#### WHAT TO PRODUCE
Return every entry exactly.

◆ ◆ ◆

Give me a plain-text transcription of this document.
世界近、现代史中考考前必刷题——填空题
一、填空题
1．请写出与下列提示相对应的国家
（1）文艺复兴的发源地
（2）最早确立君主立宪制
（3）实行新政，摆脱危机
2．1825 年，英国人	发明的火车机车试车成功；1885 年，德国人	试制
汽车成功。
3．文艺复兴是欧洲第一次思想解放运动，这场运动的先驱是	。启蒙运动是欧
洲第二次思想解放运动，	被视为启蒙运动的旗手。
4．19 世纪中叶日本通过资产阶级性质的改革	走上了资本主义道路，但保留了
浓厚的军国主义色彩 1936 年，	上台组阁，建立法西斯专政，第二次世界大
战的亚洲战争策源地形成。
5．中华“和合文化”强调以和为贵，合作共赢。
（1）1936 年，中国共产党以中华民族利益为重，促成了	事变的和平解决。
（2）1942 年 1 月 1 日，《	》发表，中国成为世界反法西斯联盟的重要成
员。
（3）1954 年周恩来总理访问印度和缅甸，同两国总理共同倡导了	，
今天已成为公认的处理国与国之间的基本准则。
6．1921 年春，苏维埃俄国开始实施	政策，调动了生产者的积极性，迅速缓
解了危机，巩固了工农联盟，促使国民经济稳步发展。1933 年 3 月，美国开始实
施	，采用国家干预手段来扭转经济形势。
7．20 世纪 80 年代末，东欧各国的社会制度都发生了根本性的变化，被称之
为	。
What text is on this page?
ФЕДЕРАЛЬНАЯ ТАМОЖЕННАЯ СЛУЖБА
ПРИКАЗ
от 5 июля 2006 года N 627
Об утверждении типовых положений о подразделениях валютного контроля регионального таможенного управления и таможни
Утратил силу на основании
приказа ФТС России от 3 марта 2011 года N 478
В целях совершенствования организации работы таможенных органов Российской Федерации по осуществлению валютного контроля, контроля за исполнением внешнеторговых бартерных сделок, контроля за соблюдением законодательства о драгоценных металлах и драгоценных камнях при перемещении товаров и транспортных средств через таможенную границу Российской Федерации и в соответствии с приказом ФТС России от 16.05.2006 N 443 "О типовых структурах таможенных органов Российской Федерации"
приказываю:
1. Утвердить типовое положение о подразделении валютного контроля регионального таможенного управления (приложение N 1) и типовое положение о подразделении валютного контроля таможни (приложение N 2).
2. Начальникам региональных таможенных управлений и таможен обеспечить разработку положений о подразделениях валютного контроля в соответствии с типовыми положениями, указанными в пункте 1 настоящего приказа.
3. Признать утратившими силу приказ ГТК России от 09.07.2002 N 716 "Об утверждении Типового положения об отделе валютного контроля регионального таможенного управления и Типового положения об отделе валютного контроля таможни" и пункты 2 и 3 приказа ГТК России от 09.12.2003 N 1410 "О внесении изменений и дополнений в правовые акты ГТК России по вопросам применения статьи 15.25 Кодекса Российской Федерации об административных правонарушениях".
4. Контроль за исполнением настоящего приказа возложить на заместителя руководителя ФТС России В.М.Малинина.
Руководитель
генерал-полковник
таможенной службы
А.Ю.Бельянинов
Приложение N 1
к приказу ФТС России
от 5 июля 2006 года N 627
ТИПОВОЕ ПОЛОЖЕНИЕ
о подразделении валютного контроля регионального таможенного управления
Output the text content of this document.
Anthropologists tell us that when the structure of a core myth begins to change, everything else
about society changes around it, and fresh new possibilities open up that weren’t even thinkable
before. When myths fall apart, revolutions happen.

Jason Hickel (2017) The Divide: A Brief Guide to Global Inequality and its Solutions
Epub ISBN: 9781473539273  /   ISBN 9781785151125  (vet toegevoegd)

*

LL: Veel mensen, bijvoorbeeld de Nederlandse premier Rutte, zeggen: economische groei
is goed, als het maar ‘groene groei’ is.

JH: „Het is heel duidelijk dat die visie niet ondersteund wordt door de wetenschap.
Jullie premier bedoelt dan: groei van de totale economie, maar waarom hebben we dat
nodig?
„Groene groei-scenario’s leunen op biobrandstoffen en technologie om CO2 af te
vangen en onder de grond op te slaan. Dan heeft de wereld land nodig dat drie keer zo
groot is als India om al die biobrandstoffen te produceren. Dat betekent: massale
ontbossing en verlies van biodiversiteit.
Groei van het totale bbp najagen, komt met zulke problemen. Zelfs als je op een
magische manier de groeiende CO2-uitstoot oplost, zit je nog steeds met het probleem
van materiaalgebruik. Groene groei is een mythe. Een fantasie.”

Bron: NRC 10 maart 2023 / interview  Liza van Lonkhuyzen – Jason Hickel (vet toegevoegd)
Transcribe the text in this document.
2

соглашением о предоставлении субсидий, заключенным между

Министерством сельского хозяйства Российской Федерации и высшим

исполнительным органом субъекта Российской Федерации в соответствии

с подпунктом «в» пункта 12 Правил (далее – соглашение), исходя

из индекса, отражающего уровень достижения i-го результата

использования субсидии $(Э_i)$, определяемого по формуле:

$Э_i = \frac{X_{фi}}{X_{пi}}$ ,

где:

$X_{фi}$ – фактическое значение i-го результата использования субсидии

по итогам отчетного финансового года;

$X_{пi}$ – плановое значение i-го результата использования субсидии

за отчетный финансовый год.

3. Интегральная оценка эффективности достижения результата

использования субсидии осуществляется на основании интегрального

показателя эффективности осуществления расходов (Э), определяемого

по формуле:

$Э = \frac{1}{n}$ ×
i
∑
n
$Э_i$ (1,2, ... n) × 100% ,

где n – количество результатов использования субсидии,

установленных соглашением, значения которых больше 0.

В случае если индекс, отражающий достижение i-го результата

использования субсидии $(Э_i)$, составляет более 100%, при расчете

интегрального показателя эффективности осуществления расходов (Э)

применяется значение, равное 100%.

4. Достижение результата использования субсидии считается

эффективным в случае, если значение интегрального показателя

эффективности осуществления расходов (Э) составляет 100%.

◆ ◆ ◆

#### RIGHT ANSWER
Give me a plain-text transcription of this document.
世界近、现代史中考考前必刷题——填空题
一、填空题
1．请写出与下列提示相对应的国家
（1）文艺复兴的发源地
（2）最早确立君主立宪制
（3）实行新政，摆脱危机
2．1825 年，英国人	发明的火车机车试车成功；1885 年，德国人	试制
汽车成功。
3．文艺复兴是欧洲第一次思想解放运动，这场运动的先驱是	。启蒙运动是欧
洲第二次思想解放运动，	被视为启蒙运动的旗手。
4．19 世纪中叶日本通过资产阶级性质的改革	走上了资本主义道路，但保留了
浓厚的军国主义色彩 1936 年，	上台组阁，建立法西斯专政，第二次世界大
战的亚洲战争策源地形成。
5．中华“和合文化”强调以和为贵，合作共赢。
（1）1936 年，中国共产党以中华民族利益为重，促成了	事变的和平解决。
（2）1942 年 1 月 1 日，《	》发表，中国成为世界反法西斯联盟的重要成
员。
（3）1954 年周恩来总理访问印度和缅甸，同两国总理共同倡导了	，
今天已成为公认的处理国与国之间的基本准则。
6．1921 年春，苏维埃俄国开始实施	政策，调动了生产者的积极性，迅速缓
解了危机，巩固了工农联盟，促使国民经济稳步发展。1933 年 3 月，美国开始实
施	，采用国家干预手段来扭转经济形势。
7．20 世纪 80 年代末，东欧各国的社会制度都发生了根本性的变化，被称之
为	。
What text is on this page?
ФЕДЕРАЛЬНАЯ ТАМОЖЕННАЯ СЛУЖБА
ПРИКАЗ
от 5 июля 2006 года N 627
Об утверждении типовых положений о подразделениях валютного контроля регионального таможенного управления и таможни
Утратил силу на основании
приказа ФТС России от 3 марта 2011 года N 478
В целях совершенствования организации работы таможенных органов Российской Федерации по осуществлению валютного контроля, контроля за исполнением внешнеторговых бартерных сделок, контроля за соблюдением законодательства о драгоценных металлах и драгоценных камнях при перемещении товаров и транспортных средств через таможенную границу Российской Федерации и в соответствии с приказом ФТС России от 16.05.2006 N 443 "О типовых структурах таможенных органов Российской Федерации"
приказываю:
1. Утвердить типовое положение о подразделении валютного контроля регионального таможенного управления (приложение N 1) и типовое положение о подразделении валютного контроля таможни (приложение N 2).
2. Начальникам региональных таможенных управлений и таможен обеспечить разработку положений о подразделениях валютного контроля в соответствии с типовыми положениями, указанными в пункте 1 настоящего приказа.
3. Признать утратившими силу приказ ГТК России от 09.07.2002 N 716 "Об утверждении Типового положения об отделе валютного контроля регионального таможенного управления и Типового положения об отделе валютного контроля таможни" и пункты 2 и 3 приказа ГТК России от 09.12.2003 N 1410 "О внесении изменений и дополнений в правовые акты ГТК России по вопросам применения статьи 15.25 Кодекса Российской Федерации об административных правонарушениях".
4. Контроль за исполнением настоящего приказа возложить на заместителя руководителя ФТС России В.М.Малинина.
Руководитель
генерал-полковник
таможенной службы
А.Ю.Бельянинов
Приложение N 1
к приказу ФТС России
от 5 июля 2006 года N 627
ТИПОВОЕ ПОЛОЖЕНИЕ
о подразделении валютного контроля регионального таможенного управления
Output the text content of this document.
Anthropologists tell us that when the structure of a core myth begins to change, everything else
about society changes around it, and fresh new possibilities open up that weren’t even thinkable
before. When myths fall apart, revolutions happen.

Jason Hickel (2017) The Divide: A Brief Guide to Global Inequality and its Solutions
Epub ISBN: 9781473539273  /   ISBN 9781785151125  (vet toegevoegd)

*

LL: Veel mensen, bijvoorbeeld de Nederlandse premier Rutte, zeggen: economische groei
is goed, als het maar ‘groene groei’ is.

JH: „Het is heel duidelijk dat die visie niet ondersteund wordt door de wetenschap.
Jullie premier bedoelt dan: groei van de totale economie, maar waarom hebben we dat
nodig?
„Groene groei-scenario’s leunen op biobrandstoffen en technologie om CO2 af te
vangen en onder de grond op te slaan. Dan heeft de wereld land nodig dat drie keer zo
groot is als India om al die biobrandstoffen te produceren. Dat betekent: massale
ontbossing en verlies van biodiversiteit.
Groei van het totale bbp najagen, komt met zulke problemen. Zelfs als je op een
magische manier de groeiende CO2-uitstoot oplost, zit je nog steeds met het probleem
van materiaalgebruik. Groene groei is een mythe. Een fantasie.”

Bron: NRC 10 maart 2023 / interview  Liza van Lonkhuyzen – Jason Hickel (vet toegevoegd)
Transcribe the text in this document.
2

соглашением о предоставлении субсидий, заключенным между

Министерством сельского хозяйства Российской Федерации и высшим

исполнительным органом субъекта Российской Федерации в соответствии

с подпунктом «в» пункта 12 Правил (далее – соглашение), исходя

из индекса, отражающего уровень достижения i-го результата

использования субсидии $(Э_i)$, определяемого по формуле:

$Э_i = \frac{X_{фi}}{X_{пi}}$ ,

где:

$X_{фi}$ – фактическое значение i-го результата использования субсидии

по итогам отчетного финансового года;

$X_{пi}$ – плановое значение i-го результата использования субсидии

за отчетный финансовый год.

3. Интегральная оценка эффективности достижения результата

использования субсидии осуществляется на основании интегрального

показателя эффективности осуществления расходов (Э), определяемого

по формуле:

$Э = \frac{1}{n}$ ×
i
∑
n
$Э_i$ (1,2, ... n) × 100% ,

где n – количество результатов использования субсидии,

установленных соглашением, значения которых больше 0.

В случае если индекс, отражающий достижение i-го результата

использования субсидии $(Э_i)$, составляет более 100%, при расчете

интегрального показателя эффективности осуществления расходов (Э)

применяется значение, равное 100%.

4. Достижение результата использования субсидии считается

эффективным в случае, если значение интегрального показателя

эффективности осуществления расходов (Э) составляет 100%.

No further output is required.